* Written task
Search the listing for "video" and copy every line where it appears.

* The records
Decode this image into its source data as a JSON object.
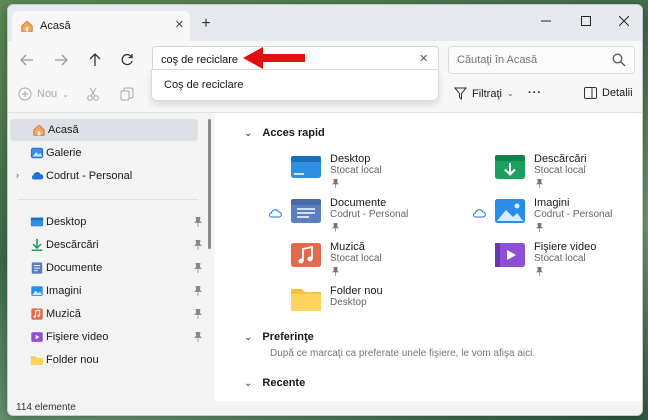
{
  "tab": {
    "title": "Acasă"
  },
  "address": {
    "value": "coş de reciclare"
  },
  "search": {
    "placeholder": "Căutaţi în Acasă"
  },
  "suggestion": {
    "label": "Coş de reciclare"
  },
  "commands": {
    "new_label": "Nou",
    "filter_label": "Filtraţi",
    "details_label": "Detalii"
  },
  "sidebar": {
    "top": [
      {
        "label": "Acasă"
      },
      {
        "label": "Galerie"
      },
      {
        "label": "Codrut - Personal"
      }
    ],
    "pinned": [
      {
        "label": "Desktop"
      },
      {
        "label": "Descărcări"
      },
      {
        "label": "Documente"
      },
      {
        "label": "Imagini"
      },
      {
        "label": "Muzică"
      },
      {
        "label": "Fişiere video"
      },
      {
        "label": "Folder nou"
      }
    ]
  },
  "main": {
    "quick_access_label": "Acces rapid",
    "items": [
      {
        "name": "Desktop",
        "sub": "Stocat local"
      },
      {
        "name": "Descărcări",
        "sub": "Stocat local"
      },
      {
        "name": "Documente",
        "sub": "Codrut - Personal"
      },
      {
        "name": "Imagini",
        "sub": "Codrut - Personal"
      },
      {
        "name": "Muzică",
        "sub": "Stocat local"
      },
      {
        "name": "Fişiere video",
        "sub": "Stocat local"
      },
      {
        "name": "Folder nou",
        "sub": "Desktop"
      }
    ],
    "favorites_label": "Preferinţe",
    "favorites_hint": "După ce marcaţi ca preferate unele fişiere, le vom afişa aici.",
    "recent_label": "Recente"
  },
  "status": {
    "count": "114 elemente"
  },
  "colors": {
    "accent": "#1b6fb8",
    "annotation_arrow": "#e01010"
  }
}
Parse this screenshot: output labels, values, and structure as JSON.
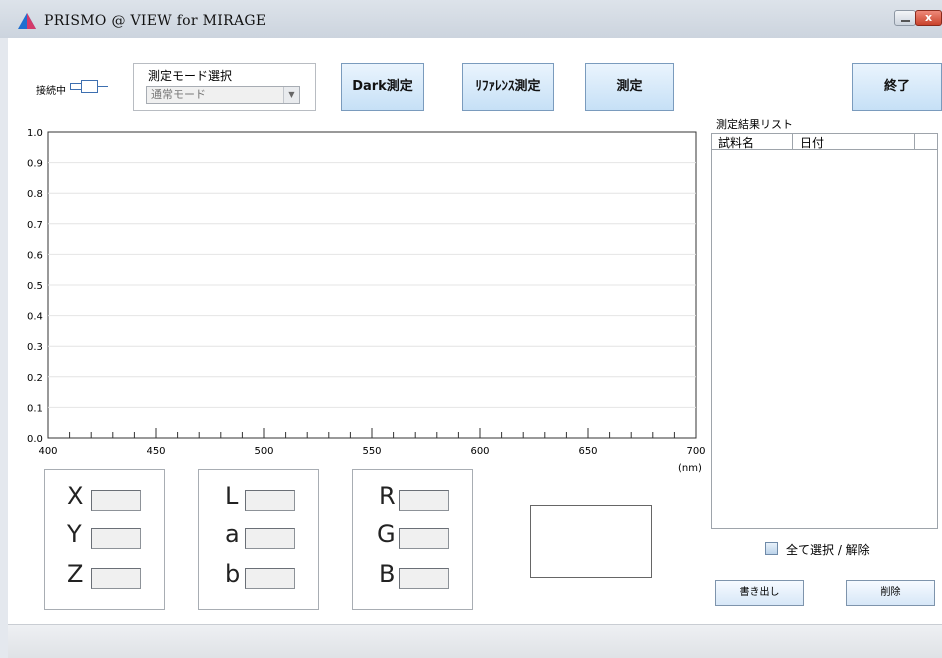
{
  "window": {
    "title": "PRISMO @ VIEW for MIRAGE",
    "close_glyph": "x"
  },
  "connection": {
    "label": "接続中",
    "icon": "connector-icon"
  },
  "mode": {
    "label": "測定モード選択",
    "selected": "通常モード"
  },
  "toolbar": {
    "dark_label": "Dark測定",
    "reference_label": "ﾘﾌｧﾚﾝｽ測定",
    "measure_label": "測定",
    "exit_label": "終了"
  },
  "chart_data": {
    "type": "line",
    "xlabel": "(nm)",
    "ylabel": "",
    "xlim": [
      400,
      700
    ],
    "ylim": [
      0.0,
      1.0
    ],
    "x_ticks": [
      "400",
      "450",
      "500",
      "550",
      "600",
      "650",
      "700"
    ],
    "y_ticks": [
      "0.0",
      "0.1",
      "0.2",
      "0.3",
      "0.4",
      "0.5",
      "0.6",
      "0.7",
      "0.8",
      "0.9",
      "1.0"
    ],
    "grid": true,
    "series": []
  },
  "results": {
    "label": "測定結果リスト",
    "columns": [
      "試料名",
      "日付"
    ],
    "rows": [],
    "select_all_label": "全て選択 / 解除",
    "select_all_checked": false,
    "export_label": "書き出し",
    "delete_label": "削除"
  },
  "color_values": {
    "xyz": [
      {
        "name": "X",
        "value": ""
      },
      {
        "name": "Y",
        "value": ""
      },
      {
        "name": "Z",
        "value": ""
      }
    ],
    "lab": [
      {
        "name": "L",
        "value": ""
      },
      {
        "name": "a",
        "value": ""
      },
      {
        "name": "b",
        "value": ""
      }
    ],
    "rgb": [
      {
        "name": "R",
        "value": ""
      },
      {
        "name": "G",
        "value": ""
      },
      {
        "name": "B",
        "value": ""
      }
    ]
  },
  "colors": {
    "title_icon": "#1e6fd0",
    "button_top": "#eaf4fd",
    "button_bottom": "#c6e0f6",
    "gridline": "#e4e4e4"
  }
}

* Final answer
        "label": "Fişiere video"
        "name": "Fişiere video",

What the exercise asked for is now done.